_WHAT THE TASK ASKS_.
Quote word for word from the line holding "Transcribe this image's" to the last line below, including both, and omit any pictures.

Figure content listings:
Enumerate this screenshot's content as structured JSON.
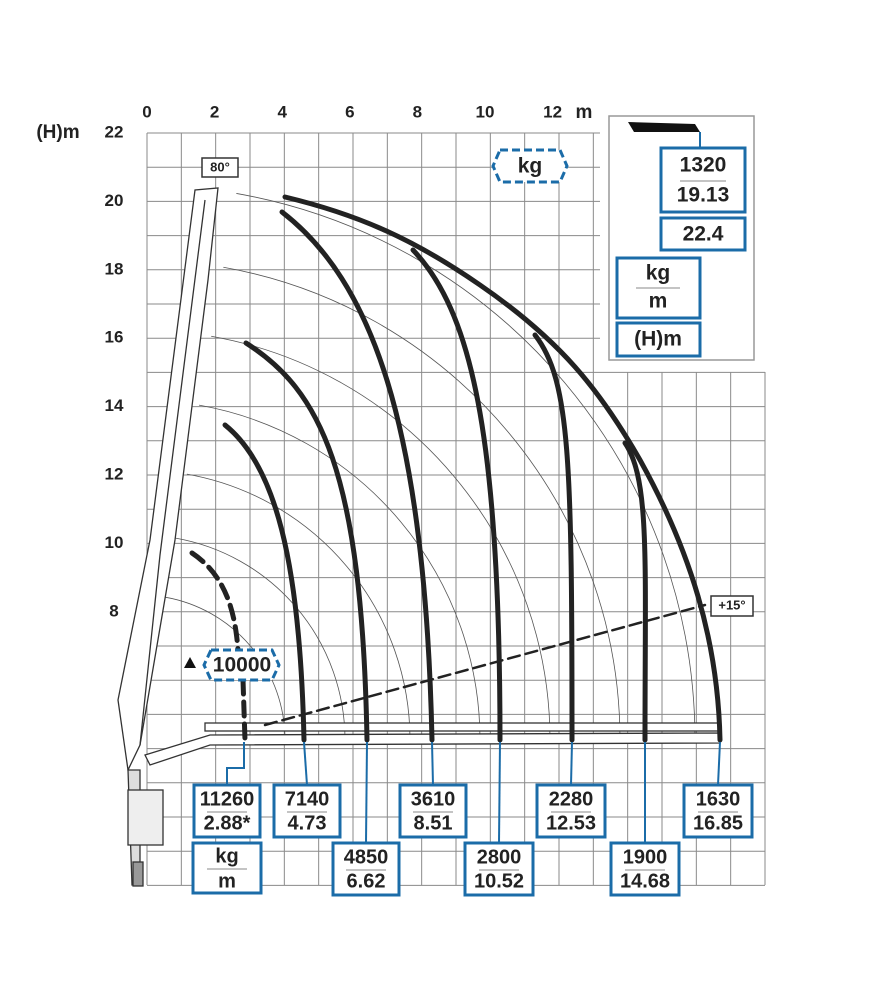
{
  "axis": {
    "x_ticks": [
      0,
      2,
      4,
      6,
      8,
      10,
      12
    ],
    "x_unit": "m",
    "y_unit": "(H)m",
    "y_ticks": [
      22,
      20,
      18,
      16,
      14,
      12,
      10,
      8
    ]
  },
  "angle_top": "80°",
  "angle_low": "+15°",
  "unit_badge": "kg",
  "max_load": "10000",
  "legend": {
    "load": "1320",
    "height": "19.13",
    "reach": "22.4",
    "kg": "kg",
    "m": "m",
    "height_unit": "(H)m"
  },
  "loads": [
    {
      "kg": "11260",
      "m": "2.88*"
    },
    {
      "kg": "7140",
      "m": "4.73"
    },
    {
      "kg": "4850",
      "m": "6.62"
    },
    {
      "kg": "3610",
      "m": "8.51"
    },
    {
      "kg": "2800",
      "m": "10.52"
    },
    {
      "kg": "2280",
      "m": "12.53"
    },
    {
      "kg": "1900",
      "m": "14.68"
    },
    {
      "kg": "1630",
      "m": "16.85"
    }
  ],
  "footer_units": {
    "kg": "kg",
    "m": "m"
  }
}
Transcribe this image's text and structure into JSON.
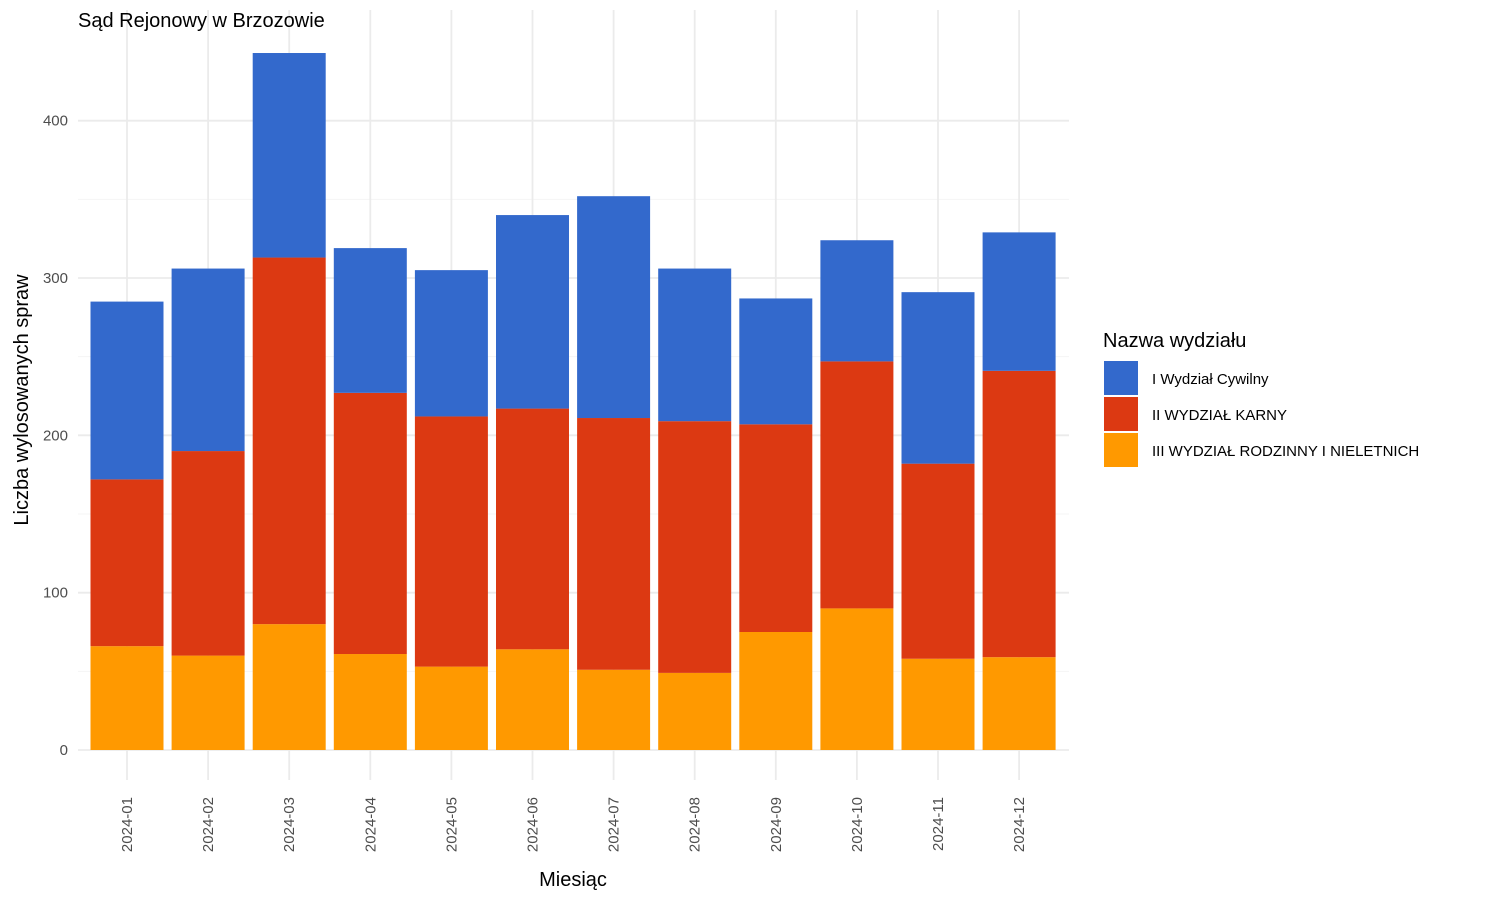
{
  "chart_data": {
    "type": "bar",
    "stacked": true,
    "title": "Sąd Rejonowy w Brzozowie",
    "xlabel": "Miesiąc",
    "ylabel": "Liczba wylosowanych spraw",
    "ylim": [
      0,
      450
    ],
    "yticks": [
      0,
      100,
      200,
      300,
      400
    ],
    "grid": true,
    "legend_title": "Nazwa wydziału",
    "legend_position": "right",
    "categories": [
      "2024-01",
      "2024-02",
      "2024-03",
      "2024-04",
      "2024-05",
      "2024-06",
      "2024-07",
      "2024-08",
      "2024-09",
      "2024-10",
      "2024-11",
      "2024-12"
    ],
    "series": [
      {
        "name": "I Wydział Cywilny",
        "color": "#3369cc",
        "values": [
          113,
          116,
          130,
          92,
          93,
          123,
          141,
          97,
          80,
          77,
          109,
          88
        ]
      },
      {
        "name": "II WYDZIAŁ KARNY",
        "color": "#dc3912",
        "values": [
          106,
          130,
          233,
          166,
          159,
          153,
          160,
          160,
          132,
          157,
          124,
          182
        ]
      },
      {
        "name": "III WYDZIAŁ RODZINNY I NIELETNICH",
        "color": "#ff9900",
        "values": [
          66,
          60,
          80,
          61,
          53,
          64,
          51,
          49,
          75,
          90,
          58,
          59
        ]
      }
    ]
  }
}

_FINISHED EXERCISE_.
Transcribe this image's text and structure into JSON.
{
  "chart_data": {
    "type": "bar",
    "stacked": true,
    "title": "Sąd Rejonowy w Brzozowie",
    "xlabel": "Miesiąc",
    "ylabel": "Liczba wylosowanych spraw",
    "ylim": [
      0,
      450
    ],
    "yticks": [
      0,
      100,
      200,
      300,
      400
    ],
    "grid": true,
    "legend_title": "Nazwa wydziału",
    "legend_position": "right",
    "categories": [
      "2024-01",
      "2024-02",
      "2024-03",
      "2024-04",
      "2024-05",
      "2024-06",
      "2024-07",
      "2024-08",
      "2024-09",
      "2024-10",
      "2024-11",
      "2024-12"
    ],
    "series": [
      {
        "name": "I Wydział Cywilny",
        "color": "#3369cc",
        "values": [
          113,
          116,
          130,
          92,
          93,
          123,
          141,
          97,
          80,
          77,
          109,
          88
        ]
      },
      {
        "name": "II WYDZIAŁ KARNY",
        "color": "#dc3912",
        "values": [
          106,
          130,
          233,
          166,
          159,
          153,
          160,
          160,
          132,
          157,
          124,
          182
        ]
      },
      {
        "name": "III WYDZIAŁ RODZINNY I NIELETNICH",
        "color": "#ff9900",
        "values": [
          66,
          60,
          80,
          61,
          53,
          64,
          51,
          49,
          75,
          90,
          58,
          59
        ]
      }
    ]
  }
}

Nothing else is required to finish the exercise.